Data:
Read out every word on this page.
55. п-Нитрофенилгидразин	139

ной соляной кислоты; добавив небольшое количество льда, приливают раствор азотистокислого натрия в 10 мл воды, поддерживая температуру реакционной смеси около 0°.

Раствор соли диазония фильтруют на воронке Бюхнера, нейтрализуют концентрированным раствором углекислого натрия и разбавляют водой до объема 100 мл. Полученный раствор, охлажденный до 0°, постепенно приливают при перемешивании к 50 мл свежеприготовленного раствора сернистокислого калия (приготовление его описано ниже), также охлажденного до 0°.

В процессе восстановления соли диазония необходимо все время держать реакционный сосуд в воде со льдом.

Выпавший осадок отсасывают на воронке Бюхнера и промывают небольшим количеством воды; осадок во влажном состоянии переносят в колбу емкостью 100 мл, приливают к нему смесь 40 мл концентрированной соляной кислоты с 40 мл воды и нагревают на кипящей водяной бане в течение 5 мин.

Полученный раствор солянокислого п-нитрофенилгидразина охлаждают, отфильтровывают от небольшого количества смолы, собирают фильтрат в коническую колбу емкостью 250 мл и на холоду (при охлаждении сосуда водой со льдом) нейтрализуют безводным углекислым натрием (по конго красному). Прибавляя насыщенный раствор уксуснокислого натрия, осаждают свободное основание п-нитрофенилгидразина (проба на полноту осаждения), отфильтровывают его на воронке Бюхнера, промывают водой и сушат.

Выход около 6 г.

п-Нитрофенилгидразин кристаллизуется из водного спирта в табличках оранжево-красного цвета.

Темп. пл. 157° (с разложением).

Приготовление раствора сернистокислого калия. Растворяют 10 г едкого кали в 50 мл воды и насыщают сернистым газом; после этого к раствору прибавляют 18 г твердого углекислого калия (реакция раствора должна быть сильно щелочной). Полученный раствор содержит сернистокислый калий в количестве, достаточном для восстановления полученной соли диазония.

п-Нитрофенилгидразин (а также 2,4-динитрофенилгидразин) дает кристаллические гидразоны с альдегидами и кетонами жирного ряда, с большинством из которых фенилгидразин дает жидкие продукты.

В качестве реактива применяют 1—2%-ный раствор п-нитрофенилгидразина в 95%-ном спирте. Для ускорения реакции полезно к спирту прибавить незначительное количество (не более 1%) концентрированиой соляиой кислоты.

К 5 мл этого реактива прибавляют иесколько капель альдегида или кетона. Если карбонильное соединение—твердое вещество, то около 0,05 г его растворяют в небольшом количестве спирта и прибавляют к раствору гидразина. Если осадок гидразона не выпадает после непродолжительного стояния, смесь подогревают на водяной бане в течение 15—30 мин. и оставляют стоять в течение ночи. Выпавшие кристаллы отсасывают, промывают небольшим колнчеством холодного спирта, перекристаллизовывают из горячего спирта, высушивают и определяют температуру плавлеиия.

Written problem: Return the entries above exactly, each one complete.

Solution for this task:
Read out every word on this page.
55. п-Нитрофенилгидразин	139

ной соляной кислоты; добавив небольшое количество льда, приливают раствор азотистокислого натрия в 10 мл воды, поддерживая температуру реакционной смеси около 0°.

Раствор соли диазония фильтруют на воронке Бюхнера, нейтрализуют концентрированным раствором углекислого натрия и разбавляют водой до объема 100 мл. Полученный раствор, охлажденный до 0°, постепенно приливают при перемешивании к 50 мл свежеприготовленного раствора сернистокислого калия (приготовление его описано ниже), также охлажденного до 0°.

В процессе восстановления соли диазония необходимо все время держать реакционный сосуд в воде со льдом.

Выпавший осадок отсасывают на воронке Бюхнера и промывают небольшим количеством воды; осадок во влажном состоянии переносят в колбу емкостью 100 мл, приливают к нему смесь 40 мл концентрированной соляной кислоты с 40 мл воды и нагревают на кипящей водяной бане в течение 5 мин.

Полученный раствор солянокислого п-нитрофенилгидразина охлаждают, отфильтровывают от небольшого количества смолы, собирают фильтрат в коническую колбу емкостью 250 мл и на холоду (при охлаждении сосуда водой со льдом) нейтрализуют безводным углекислым натрием (по конго красному). Прибавляя насыщенный раствор уксуснокислого натрия, осаждают свободное основание п-нитрофенилгидразина (проба на полноту осаждения), отфильтровывают его на воронке Бюхнера, промывают водой и сушат.

Выход около 6 г.

п-Нитрофенилгидразин кристаллизуется из водного спирта в табличках оранжево-красного цвета.

Темп. пл. 157° (с разложением).

Приготовление раствора сернистокислого калия. Растворяют 10 г едкого кали в 50 мл воды и насыщают сернистым газом; после этого к раствору прибавляют 18 г твердого углекислого калия (реакция раствора должна быть сильно щелочной). Полученный раствор содержит сернистокислый калий в количестве, достаточном для восстановления полученной соли диазония.

п-Нитрофенилгидразин (а также 2,4-динитрофенилгидразин) дает кристаллические гидразоны с альдегидами и кетонами жирного ряда, с большинством из которых фенилгидразин дает жидкие продукты.

В качестве реактива применяют 1—2%-ный раствор п-нитрофенилгидразина в 95%-ном спирте. Для ускорения реакции полезно к спирту прибавить незначительное количество (не более 1%) концентрированиой соляиой кислоты.

К 5 мл этого реактива прибавляют иесколько капель альдегида или кетона. Если карбонильное соединение—твердое вещество, то около 0,05 г его растворяют в небольшом количестве спирта и прибавляют к раствору гидразина. Если осадок гидразона не выпадает после непродолжительного стояния, смесь подогревают на водяной бане в течение 15—30 мин. и оставляют стоять в течение ночи. Выпавшие кристаллы отсасывают, промывают небольшим колнчеством холодного спирта, перекристаллизовывают из горячего спирта, высушивают и определяют температуру плавлеиия.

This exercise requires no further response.